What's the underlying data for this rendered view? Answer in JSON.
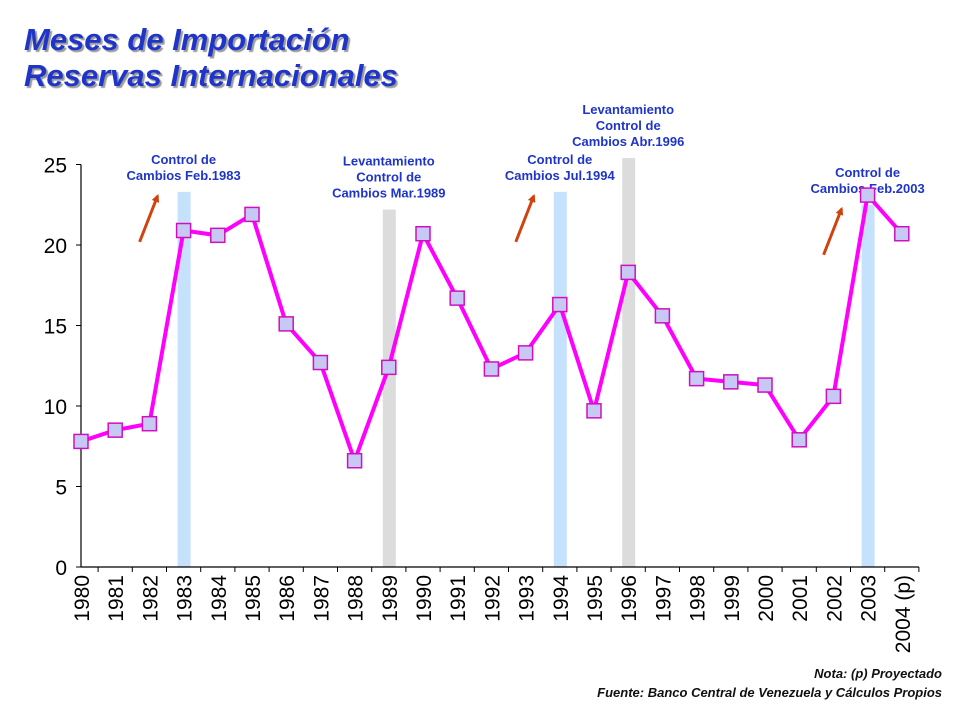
{
  "title": {
    "line1": "Meses de Importación",
    "line2": "Reservas Internacionales"
  },
  "notes": {
    "nota": "Nota: (p) Proyectado",
    "fuente": "Fuente: Banco Central de Venezuela y Cálculos Propios"
  },
  "colors": {
    "title": "#1f35c9",
    "line": "#ff00ff",
    "marker_fill": "#c8c8f4",
    "marker_stroke": "#d010c0",
    "control_band": "#c6e1fb",
    "levantamiento_band": "#dcdcdc",
    "annotation_text": "#1f35c9",
    "arrow": "#d0430f"
  },
  "chart_data": {
    "type": "line",
    "title": "Meses de Importación Reservas Internacionales",
    "xlabel": "",
    "ylabel": "",
    "ylim": [
      0,
      25
    ],
    "yticks": [
      0,
      5,
      10,
      15,
      20,
      25
    ],
    "grid": false,
    "categories": [
      "1980",
      "1981",
      "1982",
      "1983",
      "1984",
      "1985",
      "1986",
      "1987",
      "1988",
      "1989",
      "1990",
      "1991",
      "1992",
      "1993",
      "1994",
      "1995",
      "1996",
      "1997",
      "1998",
      "1999",
      "2000",
      "2001",
      "2002",
      "2003",
      "2004 (p)"
    ],
    "values": [
      7.8,
      8.5,
      8.9,
      20.9,
      20.6,
      21.9,
      15.1,
      12.7,
      6.6,
      12.4,
      20.7,
      16.7,
      12.3,
      13.3,
      16.3,
      9.7,
      18.3,
      15.6,
      11.7,
      11.5,
      11.3,
      7.9,
      10.6,
      23.1,
      20.7
    ],
    "bands": [
      {
        "category": "1983",
        "kind": "control",
        "top": 23.3,
        "label": [
          "Control de",
          "Cambios Feb.1983"
        ]
      },
      {
        "category": "1989",
        "kind": "levantamiento",
        "top": 22.2,
        "label": [
          "Levantamiento",
          "Control de",
          "Cambios Mar.1989"
        ]
      },
      {
        "category": "1994",
        "kind": "control",
        "top": 23.3,
        "label": [
          "Control de",
          "Cambios Jul.1994"
        ]
      },
      {
        "category": "1996",
        "kind": "levantamiento",
        "top": 25.4,
        "label": [
          "Levantamiento",
          "Control de",
          "Cambios Abr.1996"
        ]
      },
      {
        "category": "2003",
        "kind": "control",
        "top": 22.5,
        "label": [
          "Control de",
          "Cambios Feb.2003"
        ]
      }
    ]
  }
}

● ● ●

# TASK BRIEF
Within the records, how many lines include "Meses"? The answer is the number and nothing else.

# TASK RESPONSE
2